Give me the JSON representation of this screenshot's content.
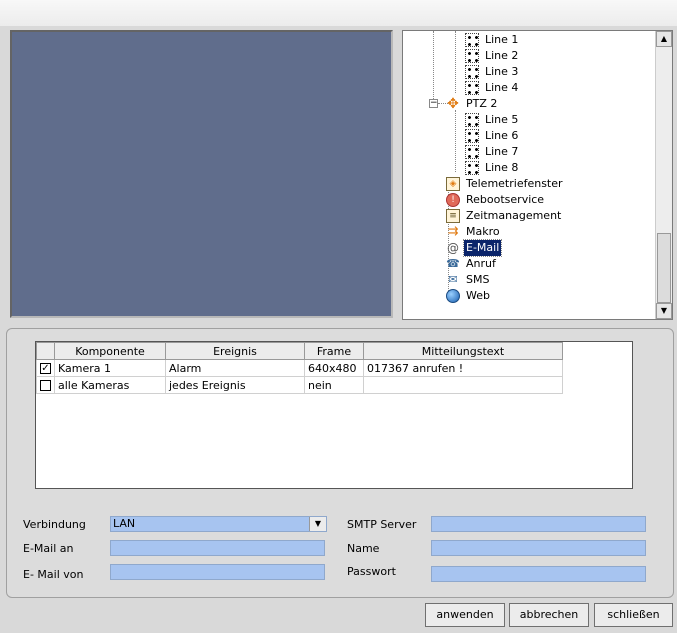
{
  "tree": {
    "items": [
      {
        "label": "Line 1",
        "icon": "line-icon"
      },
      {
        "label": "Line 2",
        "icon": "line-icon"
      },
      {
        "label": "Line 3",
        "icon": "line-icon"
      },
      {
        "label": "Line 4",
        "icon": "line-icon"
      },
      {
        "label": "PTZ 2",
        "icon": "ptz-icon"
      },
      {
        "label": "Line 5",
        "icon": "line-icon"
      },
      {
        "label": "Line 6",
        "icon": "line-icon"
      },
      {
        "label": "Line 7",
        "icon": "line-icon"
      },
      {
        "label": "Line 8",
        "icon": "line-icon"
      },
      {
        "label": "Telemetriefenster",
        "icon": "telemetry-icon"
      },
      {
        "label": "Rebootservice",
        "icon": "reboot-icon"
      },
      {
        "label": "Zeitmanagement",
        "icon": "calendar-icon"
      },
      {
        "label": "Makro",
        "icon": "macro-icon"
      },
      {
        "label": "E-Mail",
        "icon": "email-icon",
        "selected": true
      },
      {
        "label": "Anruf",
        "icon": "phone-icon"
      },
      {
        "label": "SMS",
        "icon": "sms-icon"
      },
      {
        "label": "Web",
        "icon": "globe-icon"
      }
    ]
  },
  "table": {
    "headers": [
      "Komponente",
      "Ereignis",
      "Frame",
      "Mitteilungstext"
    ],
    "rows": [
      {
        "checked": true,
        "komponente": "Kamera 1",
        "ereignis": "Alarm",
        "frame": "640x480",
        "text": "017367 anrufen !"
      },
      {
        "checked": false,
        "komponente": "alle Kameras",
        "ereignis": "jedes Ereignis",
        "frame": "nein",
        "text": ""
      }
    ]
  },
  "form": {
    "verbindung_label": "Verbindung",
    "verbindung_value": "LAN",
    "email_an_label": "E-Mail an",
    "email_an_value": "",
    "email_von_label": "E- Mail von",
    "email_von_value": "",
    "smtp_label": "SMTP Server",
    "smtp_value": "",
    "name_label": "Name",
    "name_value": "",
    "passwort_label": "Passwort",
    "passwort_value": ""
  },
  "buttons": {
    "apply": "anwenden",
    "cancel": "abbrechen",
    "close": "schließen"
  },
  "colors": {
    "video_bg": "#606d8c",
    "field_bg": "#a7c4f0",
    "selection": "#0a246a"
  }
}
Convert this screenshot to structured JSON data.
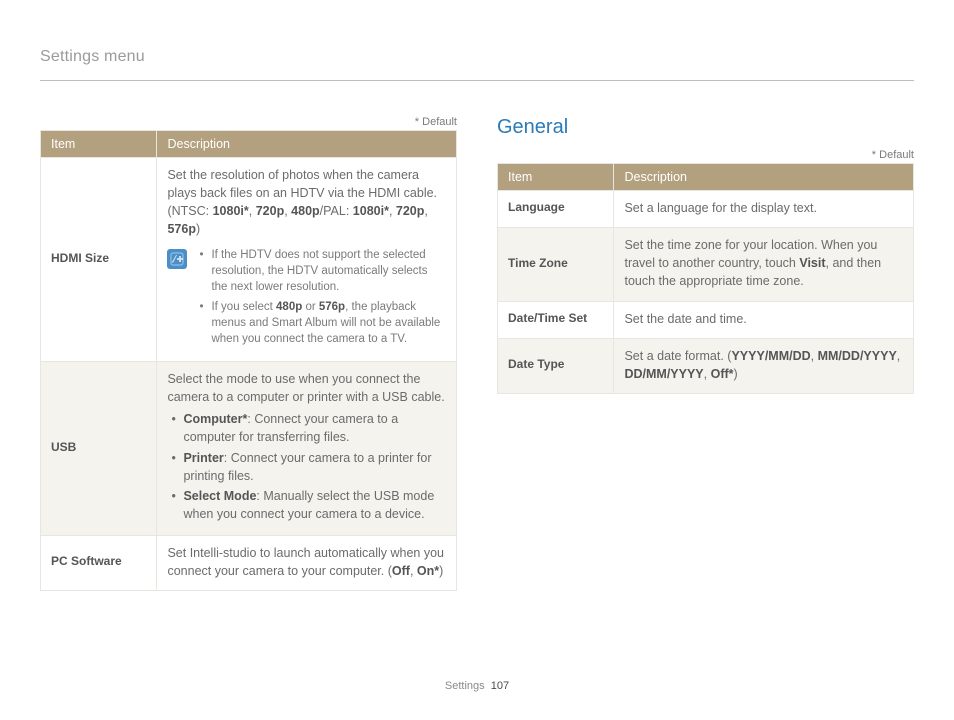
{
  "page": {
    "header": "Settings menu",
    "footer_section": "Settings",
    "footer_page": "107"
  },
  "default_label": "* Default",
  "col_headers": {
    "item": "Item",
    "desc": "Description"
  },
  "left": {
    "rows": [
      {
        "item": "HDMI Size",
        "desc_intro": "Set the resolution of photos when the camera plays back files on an HDTV via the HDMI cable. (NTSC: ",
        "modes_ntsc": [
          "1080i*",
          "720p",
          "480p"
        ],
        "pal_label": "/PAL: ",
        "modes_pal": [
          "1080i*",
          "720p",
          "576p"
        ],
        "close": ")",
        "notes": [
          "If the HDTV does not support the selected resolution, the HDTV automatically selects the next lower resolution.",
          "If you select 480p or 576p, the playback menus and Smart Album will not be available when you connect the camera to a TV."
        ],
        "notes_bold": {
          "1": [
            "480p",
            "576p"
          ]
        }
      },
      {
        "item": "USB",
        "desc_intro": "Select the mode to use when you connect the camera to a computer or printer with a USB cable.",
        "options": [
          {
            "name": "Computer*",
            "text": ": Connect your camera to a computer for transferring files."
          },
          {
            "name": "Printer",
            "text": ": Connect your camera to a printer for printing files."
          },
          {
            "name": "Select Mode",
            "text": ": Manually select the USB mode when you connect your camera to a device."
          }
        ]
      },
      {
        "item": "PC Software",
        "desc_intro": "Set Intelli-studio to launch automatically when you connect your camera to your computer. (",
        "opts": [
          "Off",
          "On*"
        ],
        "close": ")"
      }
    ]
  },
  "right": {
    "section_title": "General",
    "rows": [
      {
        "item": "Language",
        "desc": "Set a language for the display text."
      },
      {
        "item": "Time Zone",
        "desc_pre": "Set the time zone for your location. When you travel to another country, touch ",
        "bold": "Visit",
        "desc_post": ", and then touch the appropriate time zone."
      },
      {
        "item": "Date/Time Set",
        "desc": "Set the date and time."
      },
      {
        "item": "Date Type",
        "desc_pre": "Set a date format. (",
        "opts": [
          "YYYY/MM/DD",
          "MM/DD/YYYY",
          "DD/MM/YYYY",
          "Off*"
        ],
        "close": ")"
      }
    ]
  }
}
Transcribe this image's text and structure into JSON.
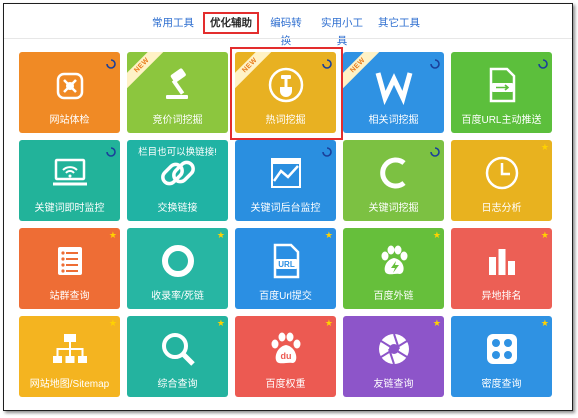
{
  "tabs": [
    {
      "label": "常用工具",
      "active": false
    },
    {
      "label": "优化辅助",
      "active": true
    },
    {
      "label": "编码转换",
      "active": false
    },
    {
      "label": "实用小工具",
      "active": false
    },
    {
      "label": "其它工具",
      "active": false
    }
  ],
  "colors": {
    "accent": "#e32d2d",
    "tab_link": "#2f6fd0",
    "badge_star": "#ffd200"
  },
  "tiles": [
    {
      "label": "网站体检",
      "color": "#f08a25",
      "icon": "medkit-icon",
      "badge": "spin"
    },
    {
      "label": "竞价词挖掘",
      "color": "#8cc63e",
      "icon": "gavel-icon",
      "badge": "none",
      "new": "NEW"
    },
    {
      "label": "热词挖掘",
      "color": "#e8b122",
      "icon": "shovel-icon",
      "badge": "spin",
      "new": "NEW"
    },
    {
      "label": "相关词挖掘",
      "color": "#2f92e3",
      "icon": "w-letter-icon",
      "badge": "spin",
      "new": "NEW"
    },
    {
      "label": "百度URL主动推送",
      "color": "#5cbf3c",
      "icon": "url-push-icon",
      "badge": "spin"
    },
    {
      "label": "关键词即时监控",
      "color": "#22b39a",
      "icon": "monitor-wifi-icon",
      "badge": "spin"
    },
    {
      "label": "交换链接",
      "color": "#20b3a4",
      "icon": "chain-link-icon",
      "badge": "none",
      "note": "栏目也可以换链接!"
    },
    {
      "label": "关键词后台监控",
      "color": "#2a8fe0",
      "icon": "chart-map-icon",
      "badge": "spin"
    },
    {
      "label": "关键词挖掘",
      "color": "#7cc142",
      "icon": "c-letter-icon",
      "badge": "spin"
    },
    {
      "label": "日志分析",
      "color": "#e8b21f",
      "icon": "clock-icon",
      "badge": "star"
    },
    {
      "label": "站群查询",
      "color": "#ee6d35",
      "icon": "list-icon",
      "badge": "star"
    },
    {
      "label": "收录率/死链",
      "color": "#27b6a3",
      "icon": "ring-icon",
      "badge": "star"
    },
    {
      "label": "百度Url提交",
      "color": "#2b8fe3",
      "icon": "url-file-icon",
      "badge": "star"
    },
    {
      "label": "百度外链",
      "color": "#66bf3b",
      "icon": "paw-bolt-icon",
      "badge": "star"
    },
    {
      "label": "异地排名",
      "color": "#ec5f55",
      "icon": "bars-icon",
      "badge": "star"
    },
    {
      "label": "网站地图/Sitemap",
      "color": "#f4b420",
      "icon": "sitemap-icon",
      "badge": "star"
    },
    {
      "label": "综合查询",
      "color": "#24b39f",
      "icon": "magnifier-icon",
      "badge": "star"
    },
    {
      "label": "百度权重",
      "color": "#ec5a52",
      "icon": "baidu-paw-icon",
      "badge": "star"
    },
    {
      "label": "友链查询",
      "color": "#8d55c9",
      "icon": "aperture-icon",
      "badge": "star"
    },
    {
      "label": "密度查询",
      "color": "#2f92e3",
      "icon": "dots-grid-icon",
      "badge": "star"
    }
  ],
  "icon_text": {
    "url": "URL",
    "du": "du"
  }
}
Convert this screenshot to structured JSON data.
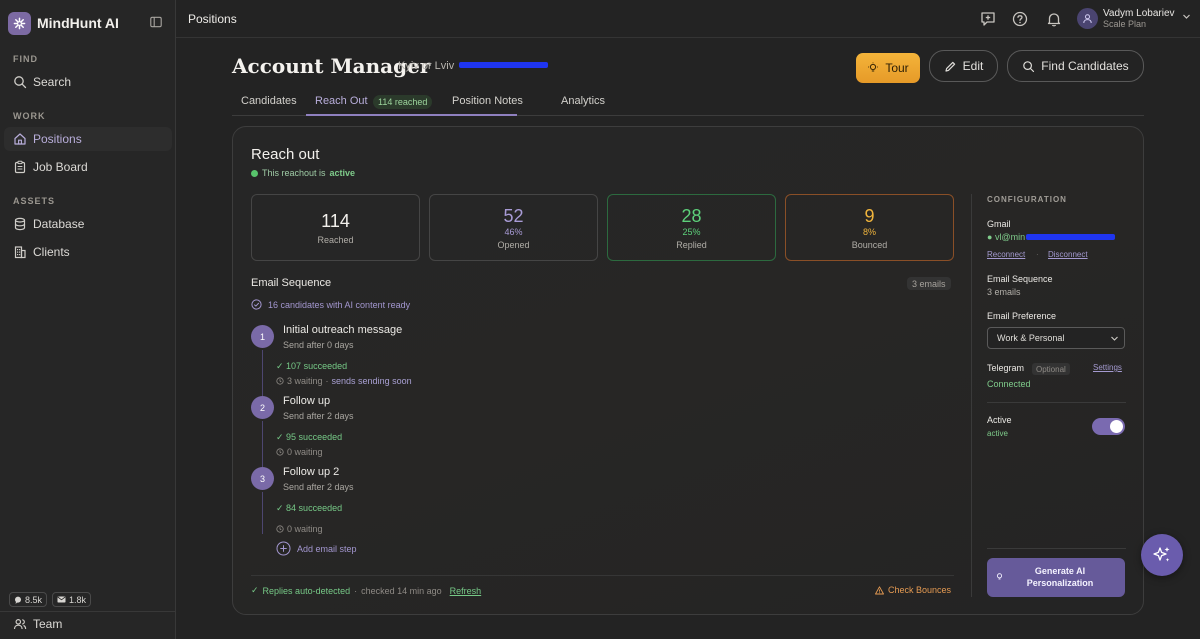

§ **GIVEN PROBLEM**
From the listing, tally every line with the word "files" in it and give only the tally.

§ **FULL RESPONSE**
3